#### WHAT THE TASK ASKS:
Return the whole listing, keeping every character the same.

Figure record extracts
§ §

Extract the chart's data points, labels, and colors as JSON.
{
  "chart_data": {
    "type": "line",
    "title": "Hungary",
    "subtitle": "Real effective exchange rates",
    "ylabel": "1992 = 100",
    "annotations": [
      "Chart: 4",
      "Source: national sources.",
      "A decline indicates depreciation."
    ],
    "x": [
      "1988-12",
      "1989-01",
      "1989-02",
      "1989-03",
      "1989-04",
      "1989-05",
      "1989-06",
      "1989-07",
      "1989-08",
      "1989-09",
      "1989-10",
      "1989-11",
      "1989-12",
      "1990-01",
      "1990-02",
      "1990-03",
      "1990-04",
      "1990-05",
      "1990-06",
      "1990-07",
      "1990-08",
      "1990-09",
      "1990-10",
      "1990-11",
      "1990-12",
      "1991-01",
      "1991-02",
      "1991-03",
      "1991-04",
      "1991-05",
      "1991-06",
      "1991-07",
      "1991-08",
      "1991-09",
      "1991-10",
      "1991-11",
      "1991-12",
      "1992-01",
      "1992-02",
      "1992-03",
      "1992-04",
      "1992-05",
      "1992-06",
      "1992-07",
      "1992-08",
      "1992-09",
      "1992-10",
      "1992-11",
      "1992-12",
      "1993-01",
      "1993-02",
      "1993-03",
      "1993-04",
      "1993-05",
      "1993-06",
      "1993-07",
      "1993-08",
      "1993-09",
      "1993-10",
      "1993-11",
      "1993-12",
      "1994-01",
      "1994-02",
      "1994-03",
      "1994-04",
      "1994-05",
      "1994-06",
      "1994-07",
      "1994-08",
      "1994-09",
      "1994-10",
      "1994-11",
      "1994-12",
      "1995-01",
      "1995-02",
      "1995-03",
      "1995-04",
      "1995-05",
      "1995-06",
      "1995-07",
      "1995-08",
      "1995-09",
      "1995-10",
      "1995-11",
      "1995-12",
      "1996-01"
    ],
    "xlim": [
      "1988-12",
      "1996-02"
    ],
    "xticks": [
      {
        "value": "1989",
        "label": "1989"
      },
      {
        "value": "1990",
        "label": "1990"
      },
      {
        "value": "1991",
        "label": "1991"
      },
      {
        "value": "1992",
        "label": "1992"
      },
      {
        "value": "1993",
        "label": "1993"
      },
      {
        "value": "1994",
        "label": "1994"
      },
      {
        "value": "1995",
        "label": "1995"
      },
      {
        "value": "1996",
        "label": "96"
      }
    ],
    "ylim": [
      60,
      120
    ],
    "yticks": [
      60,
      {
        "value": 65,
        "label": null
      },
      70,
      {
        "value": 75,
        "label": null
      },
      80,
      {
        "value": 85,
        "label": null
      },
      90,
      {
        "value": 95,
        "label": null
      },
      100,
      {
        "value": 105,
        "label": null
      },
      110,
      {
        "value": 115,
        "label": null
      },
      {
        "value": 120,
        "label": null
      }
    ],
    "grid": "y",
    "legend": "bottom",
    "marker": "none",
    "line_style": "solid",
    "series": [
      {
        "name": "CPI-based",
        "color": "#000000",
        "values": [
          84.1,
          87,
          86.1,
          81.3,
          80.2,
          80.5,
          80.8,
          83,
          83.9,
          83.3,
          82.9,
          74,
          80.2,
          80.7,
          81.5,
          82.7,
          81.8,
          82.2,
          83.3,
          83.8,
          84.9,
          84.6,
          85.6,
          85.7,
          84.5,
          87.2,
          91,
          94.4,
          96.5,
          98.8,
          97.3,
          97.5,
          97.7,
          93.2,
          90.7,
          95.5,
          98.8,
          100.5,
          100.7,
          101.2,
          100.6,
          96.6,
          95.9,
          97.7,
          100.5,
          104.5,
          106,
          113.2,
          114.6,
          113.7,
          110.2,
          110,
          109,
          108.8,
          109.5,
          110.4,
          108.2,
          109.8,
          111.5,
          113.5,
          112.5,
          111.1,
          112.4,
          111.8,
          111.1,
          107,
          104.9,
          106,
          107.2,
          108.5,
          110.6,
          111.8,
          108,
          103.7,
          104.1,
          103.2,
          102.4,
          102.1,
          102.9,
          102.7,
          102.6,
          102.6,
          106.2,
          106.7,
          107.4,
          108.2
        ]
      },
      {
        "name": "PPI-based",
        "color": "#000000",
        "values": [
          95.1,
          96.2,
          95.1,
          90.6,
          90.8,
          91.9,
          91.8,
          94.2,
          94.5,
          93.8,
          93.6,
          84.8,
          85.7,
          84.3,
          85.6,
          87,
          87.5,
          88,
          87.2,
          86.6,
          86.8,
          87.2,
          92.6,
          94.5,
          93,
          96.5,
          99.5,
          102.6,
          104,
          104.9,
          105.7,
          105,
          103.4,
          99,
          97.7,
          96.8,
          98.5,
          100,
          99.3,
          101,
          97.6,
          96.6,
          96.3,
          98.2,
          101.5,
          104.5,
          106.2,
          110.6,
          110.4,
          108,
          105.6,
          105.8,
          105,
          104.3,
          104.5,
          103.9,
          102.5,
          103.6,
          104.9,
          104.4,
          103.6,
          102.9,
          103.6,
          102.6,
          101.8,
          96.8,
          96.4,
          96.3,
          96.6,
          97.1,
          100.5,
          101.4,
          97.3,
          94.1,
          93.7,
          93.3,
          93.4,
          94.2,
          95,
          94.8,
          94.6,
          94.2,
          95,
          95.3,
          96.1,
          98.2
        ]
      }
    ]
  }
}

§ §

#### FINAL RESULT:
Extract the chart's data points, labels, and colors as JSON.
{
  "chart_data": {
    "type": "line",
    "title": "Hungary",
    "subtitle": "Real effective exchange rates",
    "ylabel": "1992 = 100",
    "annotations": [
      "Chart: 4",
      "Source: national sources.",
      "A decline indicates depreciation."
    ],
    "x": [
      "1988-12",
      "1989-01",
      "1989-02",
      "1989-03",
      "1989-04",
      "1989-05",
      "1989-06",
      "1989-07",
      "1989-08",
      "1989-09",
      "1989-10",
      "1989-11",
      "1989-12",
      "1990-01",
      "1990-02",
      "1990-03",
      "1990-04",
      "1990-05",
      "1990-06",
      "1990-07",
      "1990-08",
      "1990-09",
      "1990-10",
      "1990-11",
      "1990-12",
      "1991-01",
      "1991-02",
      "1991-03",
      "1991-04",
      "1991-05",
      "1991-06",
      "1991-07",
      "1991-08",
      "1991-09",
      "1991-10",
      "1991-11",
      "1991-12",
      "1992-01",
      "1992-02",
      "1992-03",
      "1992-04",
      "1992-05",
      "1992-06",
      "1992-07",
      "1992-08",
      "1992-09",
      "1992-10",
      "1992-11",
      "1992-12",
      "1993-01",
      "1993-02",
      "1993-03",
      "1993-04",
      "1993-05",
      "1993-06",
      "1993-07",
      "1993-08",
      "1993-09",
      "1993-10",
      "1993-11",
      "1993-12",
      "1994-01",
      "1994-02",
      "1994-03",
      "1994-04",
      "1994-05",
      "1994-06",
      "1994-07",
      "1994-08",
      "1994-09",
      "1994-10",
      "1994-11",
      "1994-12",
      "1995-01",
      "1995-02",
      "1995-03",
      "1995-04",
      "1995-05",
      "1995-06",
      "1995-07",
      "1995-08",
      "1995-09",
      "1995-10",
      "1995-11",
      "1995-12",
      "1996-01"
    ],
    "xlim": [
      "1988-12",
      "1996-02"
    ],
    "xticks": [
      {
        "value": "1989",
        "label": "1989"
      },
      {
        "value": "1990",
        "label": "1990"
      },
      {
        "value": "1991",
        "label": "1991"
      },
      {
        "value": "1992",
        "label": "1992"
      },
      {
        "value": "1993",
        "label": "1993"
      },
      {
        "value": "1994",
        "label": "1994"
      },
      {
        "value": "1995",
        "label": "1995"
      },
      {
        "value": "1996",
        "label": "96"
      }
    ],
    "ylim": [
      60,
      120
    ],
    "yticks": [
      60,
      {
        "value": 65,
        "label": null
      },
      70,
      {
        "value": 75,
        "label": null
      },
      80,
      {
        "value": 85,
        "label": null
      },
      90,
      {
        "value": 95,
        "label": null
      },
      100,
      {
        "value": 105,
        "label": null
      },
      110,
      {
        "value": 115,
        "label": null
      },
      {
        "value": 120,
        "label": null
      }
    ],
    "grid": "y",
    "legend": "bottom",
    "marker": "none",
    "line_style": "solid",
    "series": [
      {
        "name": "CPI-based",
        "color": "#000000",
        "values": [
          84.1,
          87,
          86.1,
          81.3,
          80.2,
          80.5,
          80.8,
          83,
          83.9,
          83.3,
          82.9,
          74,
          80.2,
          80.7,
          81.5,
          82.7,
          81.8,
          82.2,
          83.3,
          83.8,
          84.9,
          84.6,
          85.6,
          85.7,
          84.5,
          87.2,
          91,
          94.4,
          96.5,
          98.8,
          97.3,
          97.5,
          97.7,
          93.2,
          90.7,
          95.5,
          98.8,
          100.5,
          100.7,
          101.2,
          100.6,
          96.6,
          95.9,
          97.7,
          100.5,
          104.5,
          106,
          113.2,
          114.6,
          113.7,
          110.2,
          110,
          109,
          108.8,
          109.5,
          110.4,
          108.2,
          109.8,
          111.5,
          113.5,
          112.5,
          111.1,
          112.4,
          111.8,
          111.1,
          107,
          104.9,
          106,
          107.2,
          108.5,
          110.6,
          111.8,
          108,
          103.7,
          104.1,
          103.2,
          102.4,
          102.1,
          102.9,
          102.7,
          102.6,
          102.6,
          106.2,
          106.7,
          107.4,
          108.2
        ]
      },
      {
        "name": "PPI-based",
        "color": "#000000",
        "values": [
          95.1,
          96.2,
          95.1,
          90.6,
          90.8,
          91.9,
          91.8,
          94.2,
          94.5,
          93.8,
          93.6,
          84.8,
          85.7,
          84.3,
          85.6,
          87,
          87.5,
          88,
          87.2,
          86.6,
          86.8,
          87.2,
          92.6,
          94.5,
          93,
          96.5,
          99.5,
          102.6,
          104,
          104.9,
          105.7,
          105,
          103.4,
          99,
          97.7,
          96.8,
          98.5,
          100,
          99.3,
          101,
          97.6,
          96.6,
          96.3,
          98.2,
          101.5,
          104.5,
          106.2,
          110.6,
          110.4,
          108,
          105.6,
          105.8,
          105,
          104.3,
          104.5,
          103.9,
          102.5,
          103.6,
          104.9,
          104.4,
          103.6,
          102.9,
          103.6,
          102.6,
          101.8,
          96.8,
          96.4,
          96.3,
          96.6,
          97.1,
          100.5,
          101.4,
          97.3,
          94.1,
          93.7,
          93.3,
          93.4,
          94.2,
          95,
          94.8,
          94.6,
          94.2,
          95,
          95.3,
          96.1,
          98.2
        ]
      }
    ]
  }
}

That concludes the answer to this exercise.